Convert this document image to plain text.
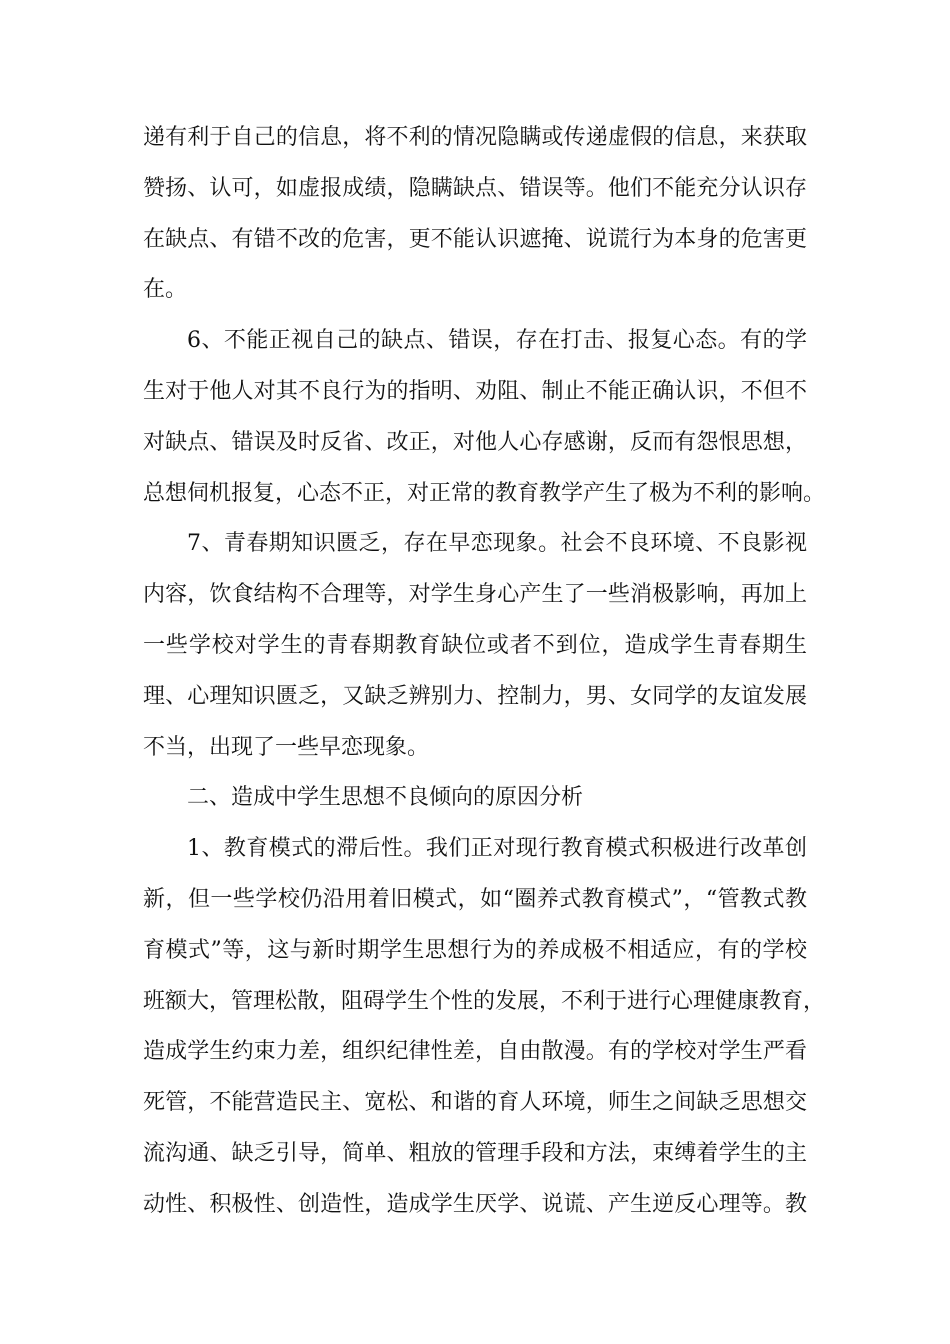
递有利于自己的信息，将不利的情况隐瞒或传递虚假的信息，来获取
赞扬、认可，如虚报成绩，隐瞒缺点、错误等。他们不能充分认识存
在缺点、有错不改的危害，更不能认识遮掩、说谎行为本身的危害更
在。
6、不能正视自己的缺点、错误，存在打击、报复心态。有的学
生对于他人对其不良行为的指明、劝阻、制止不能正确认识，不但不
对缺点、错误及时反省、改正，对他人心存感谢，反而有怨恨思想，
总想伺机报复，心态不正，对正常的教育教学产生了极为不利的影响。
7、青春期知识匮乏，存在早恋现象。社会不良环境、不良影视
内容，饮食结构不合理等，对学生身心产生了一些消极影响，再加上
一些学校对学生的青春期教育缺位或者不到位，造成学生青春期生
理、心理知识匮乏，又缺乏辨别力、控制力，男、女同学的友谊发展
不当，出现了一些早恋现象。
二、造成中学生思想不良倾向的原因分析
1、教育模式的滞后性。我们正对现行教育模式积极进行改革创
新，但一些学校仍沿用着旧模式，如“圈养式教育模式”，“管教式教
育模式”等，这与新时期学生思想行为的养成极不相适应，有的学校
班额大，管理松散，阻碍学生个性的发展，不利于进行心理健康教育，
造成学生约束力差，组织纪律性差，自由散漫。有的学校对学生严看
死管，不能营造民主、宽松、和谐的育人环境，师生之间缺乏思想交
流沟通、缺乏引导，简单、粗放的管理手段和方法，束缚着学生的主
动性、积极性、创造性，造成学生厌学、说谎、产生逆反心理等。教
::::
## Exercise goal
Omitting all images, print the listing exactly.

## Final result
Convert this document image to plain text.
递有利于自己的信息，将不利的情况隐瞒或传递虚假的信息，来获取
赞扬、认可，如虚报成绩，隐瞒缺点、错误等。他们不能充分认识存
在缺点、有错不改的危害，更不能认识遮掩、说谎行为本身的危害更
在。
6、不能正视自己的缺点、错误，存在打击、报复心态。有的学
生对于他人对其不良行为的指明、劝阻、制止不能正确认识，不但不
对缺点、错误及时反省、改正，对他人心存感谢，反而有怨恨思想，
总想伺机报复，心态不正，对正常的教育教学产生了极为不利的影响。
7、青春期知识匮乏，存在早恋现象。社会不良环境、不良影视
内容，饮食结构不合理等，对学生身心产生了一些消极影响，再加上
一些学校对学生的青春期教育缺位或者不到位，造成学生青春期生
理、心理知识匮乏，又缺乏辨别力、控制力，男、女同学的友谊发展
不当，出现了一些早恋现象。
二、造成中学生思想不良倾向的原因分析
1、教育模式的滞后性。我们正对现行教育模式积极进行改革创
新，但一些学校仍沿用着旧模式，如“圈养式教育模式”，“管教式教
育模式”等，这与新时期学生思想行为的养成极不相适应，有的学校
班额大，管理松散，阻碍学生个性的发展，不利于进行心理健康教育，
造成学生约束力差，组织纪律性差，自由散漫。有的学校对学生严看
死管，不能营造民主、宽松、和谐的育人环境，师生之间缺乏思想交
流沟通、缺乏引导，简单、粗放的管理手段和方法，束缚着学生的主
动性、积极性、创造性，造成学生厌学、说谎、产生逆反心理等。教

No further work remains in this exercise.